- Texte

□ □ □ □ □

Visiblement, il a besoin de plus de temps pour accomplir son mandat; les témoignages se succèdent depuis six semaines mais sont loin d’être terminés.
La commission a entendu plusieurs anciens membres du conseil d’administration de la Société de l’assurance automobile du Québec (SAAQ), des ex-vérificateurs internes et un ex-vice-président des finances.
Elle ne s’est pas encore rendue ni aux présidents-directeurs généraux, ni au chargé de projet qui était au cœur du virage numérique, Karl Malenfant, ni aux ministres du gouvernement Legault.
Rappelons que le virage numérique raté de la SAAQ devrait coûter aux contribuables au moins 1,1 milliard $ d’ici 2027, soit 500 millions $ de plus que prévu, selon les calculs du Vérificateur général du Québec (VGQ).
«Le gouvernement (…) accorde une prolongation au 15 décembre 2025 pour le dépôt du rapport», a indiqué par communiqué jeudi le cabinet du ministre de la Justice, Simon Jolin-Barrette.
Les audiences, qui étaient censées se terminer le 20 juin, reprendront donc à la fin août, à Montréal.
La SAAQ a caché des coûts
Jeudi, l’ex-vice-président aux finances de la SAAQ, Yves Frenette — qui témoignait pour une troisième journée consécutive — a reconnu du bout des lèvres que la société d’État a caché des coûts en 2022.

□ □ □ □ □

- Jeu de données

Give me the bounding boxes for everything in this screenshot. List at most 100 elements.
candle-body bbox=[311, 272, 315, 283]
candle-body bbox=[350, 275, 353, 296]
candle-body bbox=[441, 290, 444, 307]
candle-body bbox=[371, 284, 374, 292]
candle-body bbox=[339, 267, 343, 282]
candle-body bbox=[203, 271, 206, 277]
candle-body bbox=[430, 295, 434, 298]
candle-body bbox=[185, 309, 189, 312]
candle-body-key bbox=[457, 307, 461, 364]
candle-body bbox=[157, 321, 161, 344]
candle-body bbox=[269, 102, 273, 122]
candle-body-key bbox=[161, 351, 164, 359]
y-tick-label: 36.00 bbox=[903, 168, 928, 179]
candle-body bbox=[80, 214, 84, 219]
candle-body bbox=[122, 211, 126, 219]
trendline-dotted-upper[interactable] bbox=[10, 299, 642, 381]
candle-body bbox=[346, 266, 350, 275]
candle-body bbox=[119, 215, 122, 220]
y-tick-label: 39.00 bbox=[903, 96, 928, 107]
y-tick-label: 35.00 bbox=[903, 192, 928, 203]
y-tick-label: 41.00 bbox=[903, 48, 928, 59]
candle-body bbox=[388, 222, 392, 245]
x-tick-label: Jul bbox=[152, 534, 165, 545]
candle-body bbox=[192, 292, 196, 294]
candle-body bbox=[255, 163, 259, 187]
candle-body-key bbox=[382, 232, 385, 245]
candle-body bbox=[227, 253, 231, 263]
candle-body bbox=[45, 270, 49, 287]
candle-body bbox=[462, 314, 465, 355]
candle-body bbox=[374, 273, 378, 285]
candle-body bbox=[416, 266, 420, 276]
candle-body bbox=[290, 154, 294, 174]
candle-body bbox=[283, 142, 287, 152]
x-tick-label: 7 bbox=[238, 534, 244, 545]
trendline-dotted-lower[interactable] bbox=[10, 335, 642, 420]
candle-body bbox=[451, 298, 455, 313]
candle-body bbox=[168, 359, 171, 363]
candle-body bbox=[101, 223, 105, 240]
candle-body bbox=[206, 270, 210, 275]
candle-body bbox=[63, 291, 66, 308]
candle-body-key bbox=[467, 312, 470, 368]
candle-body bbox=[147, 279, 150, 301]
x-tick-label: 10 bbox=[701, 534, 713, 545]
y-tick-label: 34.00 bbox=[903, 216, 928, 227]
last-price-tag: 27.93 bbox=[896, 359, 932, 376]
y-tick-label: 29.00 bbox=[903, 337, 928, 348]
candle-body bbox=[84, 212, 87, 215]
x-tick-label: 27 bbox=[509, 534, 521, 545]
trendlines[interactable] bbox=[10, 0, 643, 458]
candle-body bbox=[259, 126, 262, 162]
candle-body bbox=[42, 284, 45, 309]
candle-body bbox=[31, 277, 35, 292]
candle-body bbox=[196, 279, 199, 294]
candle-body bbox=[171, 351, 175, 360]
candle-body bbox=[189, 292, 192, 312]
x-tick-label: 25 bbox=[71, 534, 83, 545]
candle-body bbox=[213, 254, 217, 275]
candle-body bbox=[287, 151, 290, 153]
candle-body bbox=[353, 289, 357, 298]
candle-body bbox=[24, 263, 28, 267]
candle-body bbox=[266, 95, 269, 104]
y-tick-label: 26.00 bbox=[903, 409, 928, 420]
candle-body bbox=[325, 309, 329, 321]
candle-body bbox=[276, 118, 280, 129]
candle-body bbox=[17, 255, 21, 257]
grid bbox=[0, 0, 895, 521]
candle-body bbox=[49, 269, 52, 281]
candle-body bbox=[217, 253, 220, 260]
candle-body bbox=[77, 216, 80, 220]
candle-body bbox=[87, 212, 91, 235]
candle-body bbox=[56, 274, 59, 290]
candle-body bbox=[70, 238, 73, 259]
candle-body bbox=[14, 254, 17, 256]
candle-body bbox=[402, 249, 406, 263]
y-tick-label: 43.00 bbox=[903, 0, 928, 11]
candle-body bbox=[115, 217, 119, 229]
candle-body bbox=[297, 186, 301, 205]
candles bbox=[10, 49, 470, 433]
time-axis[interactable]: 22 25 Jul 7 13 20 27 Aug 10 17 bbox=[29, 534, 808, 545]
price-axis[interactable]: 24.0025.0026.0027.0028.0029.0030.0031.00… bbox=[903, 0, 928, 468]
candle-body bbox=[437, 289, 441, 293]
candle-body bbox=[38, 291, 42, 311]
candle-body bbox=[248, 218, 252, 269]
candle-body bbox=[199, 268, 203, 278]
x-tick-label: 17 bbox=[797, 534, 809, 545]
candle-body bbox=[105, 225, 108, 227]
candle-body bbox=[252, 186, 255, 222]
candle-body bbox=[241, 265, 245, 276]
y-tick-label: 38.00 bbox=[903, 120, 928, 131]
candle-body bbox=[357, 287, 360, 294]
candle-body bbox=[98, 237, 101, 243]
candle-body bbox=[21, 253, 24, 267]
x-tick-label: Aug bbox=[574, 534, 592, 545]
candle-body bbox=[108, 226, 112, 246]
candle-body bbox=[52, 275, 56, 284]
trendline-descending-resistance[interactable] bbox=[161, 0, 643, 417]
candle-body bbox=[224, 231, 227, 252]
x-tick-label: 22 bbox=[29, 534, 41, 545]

□ □ □ □ □

- Consigne
Poursuivez le texte sur le virage numérique de la SAAQ à partir de sa dernière phrase.

- Corrigé
En juin 2022, M. Frenette est invité à prendre connaissance d’un «napperon» destiné aux ministres Éric Caire et François Bonnardel, dans lequel on indique que le coût du projet numérique est de 682 millions $.
Or, il est plutôt de 945 millions $, a reconnu jeudi M. Frenette, disant ne pas avoir été surpris de voir ce chiffre dans le rapport du VGQ qui a mis le feu aux poudres en février dernier.
C’est qu’on inclut dans le montant qu’on veut présenter au politique le coût de «réalisation», mais pas la «récurrence», qui avait pourtant fait partie du calcul à la base.
L’avocate de la commission, Marie-Claude Sarrazin, a alors suggéré à M. Frenette qu’on avait arrêté de comparer «des pommes avec des pommes», et qu’on comparait plutôt «une pomme avec une demi-pomme».
Yves Frenette n’a pu qu’acquiescer. Aucun autre détail sur les échanges avec les ministres n’a filtré jusqu’à maintenant.
Une prolongation qui «fait l’affaire du gouvernement», selon l’opposition
L’opposition officielle à l’Assemblée nationale dit comprendre que l’on doive prolonger les travaux de la commission.
«Vu l’ampleur du scandale, la masse d’informations et le nombre de témoignages, je comprends», a déclaré à La Presse Canadienne le leader parlementaire du Parti libéral du Québec (PLQ), Monsef Derraji.
Toutefois, il déplore que le rapport ne sera remis qu’après la fin de la session parlementaire d’automne, alors que les députés seront de retour dans leurs comtés pour le congé des Fêtes.
«Aucun débat à l’Assemblée ni de reddition de comptes devant les élus: disons-le franchement, ça fait drôlement l’affaire du gouvernement caquiste», a soutenu M. Derraji.
Le Parti québécois (PQ) est précisément du même avis. Son député des Îles-de-la-Madeleine, Joël Arseneau, déplore que la prolongation accordée soit de 11 semaines.
«Le premier ministre François Legault, qui voulait faire vite, semble aujourd’hui beaucoup moins pressé d’obtenir les conclusions de l’enquête», a-t-il observé dans un message transmis à l’agence de presse.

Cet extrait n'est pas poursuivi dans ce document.